--- begin ---

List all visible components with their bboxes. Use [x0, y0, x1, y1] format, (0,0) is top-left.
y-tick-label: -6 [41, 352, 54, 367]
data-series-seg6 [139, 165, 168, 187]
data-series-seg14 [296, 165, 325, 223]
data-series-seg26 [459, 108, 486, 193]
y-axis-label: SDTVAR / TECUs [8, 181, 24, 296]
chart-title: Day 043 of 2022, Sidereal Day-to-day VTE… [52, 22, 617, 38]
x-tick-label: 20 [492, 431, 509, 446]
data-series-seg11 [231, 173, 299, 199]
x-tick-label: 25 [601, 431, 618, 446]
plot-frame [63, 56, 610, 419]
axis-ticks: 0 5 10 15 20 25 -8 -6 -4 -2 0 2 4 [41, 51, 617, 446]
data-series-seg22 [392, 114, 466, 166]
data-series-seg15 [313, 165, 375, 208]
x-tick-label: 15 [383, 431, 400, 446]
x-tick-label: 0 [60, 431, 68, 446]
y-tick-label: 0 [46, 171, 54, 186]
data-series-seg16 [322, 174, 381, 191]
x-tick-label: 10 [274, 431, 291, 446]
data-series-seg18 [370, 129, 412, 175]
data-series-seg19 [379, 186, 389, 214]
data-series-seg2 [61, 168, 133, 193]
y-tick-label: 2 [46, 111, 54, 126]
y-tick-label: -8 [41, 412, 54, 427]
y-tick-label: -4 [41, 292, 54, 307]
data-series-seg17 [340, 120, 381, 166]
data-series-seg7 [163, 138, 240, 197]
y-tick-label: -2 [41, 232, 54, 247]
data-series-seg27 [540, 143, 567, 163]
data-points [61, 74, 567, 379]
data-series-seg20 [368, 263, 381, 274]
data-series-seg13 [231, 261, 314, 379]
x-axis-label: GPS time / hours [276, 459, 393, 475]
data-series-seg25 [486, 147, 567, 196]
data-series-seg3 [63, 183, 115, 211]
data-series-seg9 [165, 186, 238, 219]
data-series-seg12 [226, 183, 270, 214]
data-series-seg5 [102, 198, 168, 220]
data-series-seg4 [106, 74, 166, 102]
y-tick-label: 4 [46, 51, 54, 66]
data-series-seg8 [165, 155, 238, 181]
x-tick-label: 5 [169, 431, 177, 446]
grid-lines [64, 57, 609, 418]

--- end ---

» Exercise
Reproduce every line of the material above word for word, in the same order.

» The output
List all visible components with their bboxes. Use [x0, y0, x1, y1] format, (0,0) is top-left.
y-tick-label: -6 [41, 352, 54, 367]
data-series-seg6 [139, 165, 168, 187]
data-series-seg14 [296, 165, 325, 223]
data-series-seg26 [459, 108, 486, 193]
y-axis-label: SDTVAR / TECUs [8, 181, 24, 296]
chart-title: Day 043 of 2022, Sidereal Day-to-day VTE… [52, 22, 617, 38]
x-tick-label: 20 [492, 431, 509, 446]
data-series-seg11 [231, 173, 299, 199]
x-tick-label: 25 [601, 431, 618, 446]
plot-frame [63, 56, 610, 419]
axis-ticks: 0 5 10 15 20 25 -8 -6 -4 -2 0 2 4 [41, 51, 617, 446]
data-series-seg22 [392, 114, 466, 166]
data-series-seg15 [313, 165, 375, 208]
x-tick-label: 15 [383, 431, 400, 446]
x-tick-label: 0 [60, 431, 68, 446]
y-tick-label: 0 [46, 171, 54, 186]
data-series-seg16 [322, 174, 381, 191]
x-tick-label: 10 [274, 431, 291, 446]
data-series-seg18 [370, 129, 412, 175]
data-series-seg19 [379, 186, 389, 214]
data-series-seg2 [61, 168, 133, 193]
y-tick-label: 2 [46, 111, 54, 126]
y-tick-label: -8 [41, 412, 54, 427]
y-tick-label: -4 [41, 292, 54, 307]
data-series-seg17 [340, 120, 381, 166]
data-series-seg7 [163, 138, 240, 197]
y-tick-label: -2 [41, 232, 54, 247]
data-series-seg27 [540, 143, 567, 163]
data-points [61, 74, 567, 379]
data-series-seg20 [368, 263, 381, 274]
data-series-seg13 [231, 261, 314, 379]
x-axis-label: GPS time / hours [276, 459, 393, 475]
data-series-seg25 [486, 147, 567, 196]
data-series-seg3 [63, 183, 115, 211]
data-series-seg9 [165, 186, 238, 219]
data-series-seg12 [226, 183, 270, 214]
data-series-seg5 [102, 198, 168, 220]
data-series-seg4 [106, 74, 166, 102]
y-tick-label: 4 [46, 51, 54, 66]
data-series-seg8 [165, 155, 238, 181]
x-tick-label: 5 [169, 431, 177, 446]
grid-lines [64, 57, 609, 418]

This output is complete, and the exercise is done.